Write out every entry exactly as it appears.

Collection entries
● ● ●

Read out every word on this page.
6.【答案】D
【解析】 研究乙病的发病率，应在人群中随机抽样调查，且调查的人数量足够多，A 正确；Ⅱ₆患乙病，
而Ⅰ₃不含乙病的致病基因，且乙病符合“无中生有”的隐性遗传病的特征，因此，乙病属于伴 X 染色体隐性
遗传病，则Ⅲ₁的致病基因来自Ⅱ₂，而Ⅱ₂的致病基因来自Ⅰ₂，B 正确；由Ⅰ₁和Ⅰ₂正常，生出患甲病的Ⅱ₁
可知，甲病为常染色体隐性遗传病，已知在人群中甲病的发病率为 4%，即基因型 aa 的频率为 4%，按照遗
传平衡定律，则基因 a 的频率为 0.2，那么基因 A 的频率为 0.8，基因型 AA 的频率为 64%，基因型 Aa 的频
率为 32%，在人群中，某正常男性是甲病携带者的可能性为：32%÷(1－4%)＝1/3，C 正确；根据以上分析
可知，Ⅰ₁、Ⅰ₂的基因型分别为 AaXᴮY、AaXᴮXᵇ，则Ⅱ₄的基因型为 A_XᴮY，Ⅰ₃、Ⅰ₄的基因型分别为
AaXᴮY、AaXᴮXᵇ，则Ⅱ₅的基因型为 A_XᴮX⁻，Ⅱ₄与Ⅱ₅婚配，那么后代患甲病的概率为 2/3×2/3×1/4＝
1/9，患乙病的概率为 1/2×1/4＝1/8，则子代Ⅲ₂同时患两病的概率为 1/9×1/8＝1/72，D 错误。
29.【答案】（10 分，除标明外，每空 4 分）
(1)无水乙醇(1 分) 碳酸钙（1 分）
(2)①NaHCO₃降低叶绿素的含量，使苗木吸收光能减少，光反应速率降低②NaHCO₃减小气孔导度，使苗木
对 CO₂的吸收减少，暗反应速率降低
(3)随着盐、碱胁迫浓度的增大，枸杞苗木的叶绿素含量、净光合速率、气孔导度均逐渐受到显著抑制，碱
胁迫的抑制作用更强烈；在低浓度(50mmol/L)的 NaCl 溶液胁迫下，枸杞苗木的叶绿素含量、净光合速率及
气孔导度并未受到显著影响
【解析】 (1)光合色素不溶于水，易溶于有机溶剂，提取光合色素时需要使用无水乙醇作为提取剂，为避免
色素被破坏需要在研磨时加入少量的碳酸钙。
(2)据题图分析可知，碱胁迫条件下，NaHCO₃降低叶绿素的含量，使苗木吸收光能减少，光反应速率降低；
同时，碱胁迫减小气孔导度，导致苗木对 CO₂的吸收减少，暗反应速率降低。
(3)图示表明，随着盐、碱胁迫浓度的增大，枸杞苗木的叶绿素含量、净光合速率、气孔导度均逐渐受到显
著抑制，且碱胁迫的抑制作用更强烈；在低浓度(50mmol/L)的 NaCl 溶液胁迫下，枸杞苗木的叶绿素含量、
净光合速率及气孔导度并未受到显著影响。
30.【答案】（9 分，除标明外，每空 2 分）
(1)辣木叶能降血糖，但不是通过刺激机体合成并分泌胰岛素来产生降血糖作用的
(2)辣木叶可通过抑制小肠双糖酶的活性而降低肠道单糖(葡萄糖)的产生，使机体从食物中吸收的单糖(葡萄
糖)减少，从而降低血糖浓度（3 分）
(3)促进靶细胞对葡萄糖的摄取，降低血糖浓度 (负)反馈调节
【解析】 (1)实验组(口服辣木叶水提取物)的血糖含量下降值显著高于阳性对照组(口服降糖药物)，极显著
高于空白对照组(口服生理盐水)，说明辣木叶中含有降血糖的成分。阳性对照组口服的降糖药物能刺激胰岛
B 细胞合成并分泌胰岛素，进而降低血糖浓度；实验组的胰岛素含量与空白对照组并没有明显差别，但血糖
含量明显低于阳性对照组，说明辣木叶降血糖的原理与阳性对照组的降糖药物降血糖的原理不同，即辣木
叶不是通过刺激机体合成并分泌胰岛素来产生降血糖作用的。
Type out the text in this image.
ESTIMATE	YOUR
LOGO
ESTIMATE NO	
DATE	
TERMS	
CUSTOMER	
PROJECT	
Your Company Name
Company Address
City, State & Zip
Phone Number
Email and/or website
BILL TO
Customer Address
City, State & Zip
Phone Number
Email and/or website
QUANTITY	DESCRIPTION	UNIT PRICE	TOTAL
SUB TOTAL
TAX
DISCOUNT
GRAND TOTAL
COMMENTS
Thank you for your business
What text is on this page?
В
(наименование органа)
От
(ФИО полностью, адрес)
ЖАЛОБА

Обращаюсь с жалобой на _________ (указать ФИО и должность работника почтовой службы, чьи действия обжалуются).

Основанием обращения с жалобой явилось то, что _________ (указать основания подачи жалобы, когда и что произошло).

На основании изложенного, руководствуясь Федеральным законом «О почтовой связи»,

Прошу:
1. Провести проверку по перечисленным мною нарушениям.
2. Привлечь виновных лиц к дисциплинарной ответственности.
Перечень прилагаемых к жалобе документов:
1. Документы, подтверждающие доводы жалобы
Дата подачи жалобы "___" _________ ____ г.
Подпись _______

● ● ●

COMPLETED EXERCISE
Read out every word on this page.
6.【答案】D
【解析】 研究乙病的发病率，应在人群中随机抽样调查，且调查的人数量足够多，A 正确；Ⅱ₆患乙病，
而Ⅰ₃不含乙病的致病基因，且乙病符合“无中生有”的隐性遗传病的特征，因此，乙病属于伴 X 染色体隐性
遗传病，则Ⅲ₁的致病基因来自Ⅱ₂，而Ⅱ₂的致病基因来自Ⅰ₂，B 正确；由Ⅰ₁和Ⅰ₂正常，生出患甲病的Ⅱ₁
可知，甲病为常染色体隐性遗传病，已知在人群中甲病的发病率为 4%，即基因型 aa 的频率为 4%，按照遗
传平衡定律，则基因 a 的频率为 0.2，那么基因 A 的频率为 0.8，基因型 AA 的频率为 64%，基因型 Aa 的频
率为 32%，在人群中，某正常男性是甲病携带者的可能性为：32%÷(1－4%)＝1/3，C 正确；根据以上分析
可知，Ⅰ₁、Ⅰ₂的基因型分别为 AaXᴮY、AaXᴮXᵇ，则Ⅱ₄的基因型为 A_XᴮY，Ⅰ₃、Ⅰ₄的基因型分别为
AaXᴮY、AaXᴮXᵇ，则Ⅱ₅的基因型为 A_XᴮX⁻，Ⅱ₄与Ⅱ₅婚配，那么后代患甲病的概率为 2/3×2/3×1/4＝
1/9，患乙病的概率为 1/2×1/4＝1/8，则子代Ⅲ₂同时患两病的概率为 1/9×1/8＝1/72，D 错误。
29.【答案】（10 分，除标明外，每空 4 分）
(1)无水乙醇(1 分) 碳酸钙（1 分）
(2)①NaHCO₃降低叶绿素的含量，使苗木吸收光能减少，光反应速率降低②NaHCO₃减小气孔导度，使苗木
对 CO₂的吸收减少，暗反应速率降低
(3)随着盐、碱胁迫浓度的增大，枸杞苗木的叶绿素含量、净光合速率、气孔导度均逐渐受到显著抑制，碱
胁迫的抑制作用更强烈；在低浓度(50mmol/L)的 NaCl 溶液胁迫下，枸杞苗木的叶绿素含量、净光合速率及
气孔导度并未受到显著影响
【解析】 (1)光合色素不溶于水，易溶于有机溶剂，提取光合色素时需要使用无水乙醇作为提取剂，为避免
色素被破坏需要在研磨时加入少量的碳酸钙。
(2)据题图分析可知，碱胁迫条件下，NaHCO₃降低叶绿素的含量，使苗木吸收光能减少，光反应速率降低；
同时，碱胁迫减小气孔导度，导致苗木对 CO₂的吸收减少，暗反应速率降低。
(3)图示表明，随着盐、碱胁迫浓度的增大，枸杞苗木的叶绿素含量、净光合速率、气孔导度均逐渐受到显
著抑制，且碱胁迫的抑制作用更强烈；在低浓度(50mmol/L)的 NaCl 溶液胁迫下，枸杞苗木的叶绿素含量、
净光合速率及气孔导度并未受到显著影响。
30.【答案】（9 分，除标明外，每空 2 分）
(1)辣木叶能降血糖，但不是通过刺激机体合成并分泌胰岛素来产生降血糖作用的
(2)辣木叶可通过抑制小肠双糖酶的活性而降低肠道单糖(葡萄糖)的产生，使机体从食物中吸收的单糖(葡萄
糖)减少，从而降低血糖浓度（3 分）
(3)促进靶细胞对葡萄糖的摄取，降低血糖浓度 (负)反馈调节
【解析】 (1)实验组(口服辣木叶水提取物)的血糖含量下降值显著高于阳性对照组(口服降糖药物)，极显著
高于空白对照组(口服生理盐水)，说明辣木叶中含有降血糖的成分。阳性对照组口服的降糖药物能刺激胰岛
B 细胞合成并分泌胰岛素，进而降低血糖浓度；实验组的胰岛素含量与空白对照组并没有明显差别，但血糖
含量明显低于阳性对照组，说明辣木叶降血糖的原理与阳性对照组的降糖药物降血糖的原理不同，即辣木
叶不是通过刺激机体合成并分泌胰岛素来产生降血糖作用的。
Type out the text in this image.
ESTIMATE	YOUR
LOGO
ESTIMATE NO	
DATE	
TERMS	
CUSTOMER	
PROJECT	
Your Company Name
Company Address
City, State & Zip
Phone Number
Email and/or website
BILL TO
Customer Address
City, State & Zip
Phone Number
Email and/or website
QUANTITY	DESCRIPTION	UNIT PRICE	TOTAL
SUB TOTAL
TAX
DISCOUNT
GRAND TOTAL
COMMENTS
Thank you for your business
What text is on this page?
В
(наименование органа)
От
(ФИО полностью, адрес)
ЖАЛОБА

Обращаюсь с жалобой на _________ (указать ФИО и должность работника почтовой службы, чьи действия обжалуются).

Основанием обращения с жалобой явилось то, что _________ (указать основания подачи жалобы, когда и что произошло).

На основании изложенного, руководствуясь Федеральным законом «О почтовой связи»,

Прошу:
1. Провести проверку по перечисленным мною нарушениям.
2. Привлечь виновных лиц к дисциплинарной ответственности.
Перечень прилагаемых к жалобе документов:
1. Документы, подтверждающие доводы жалобы
Дата подачи жалобы "___" _________ ____ г.
Подпись _______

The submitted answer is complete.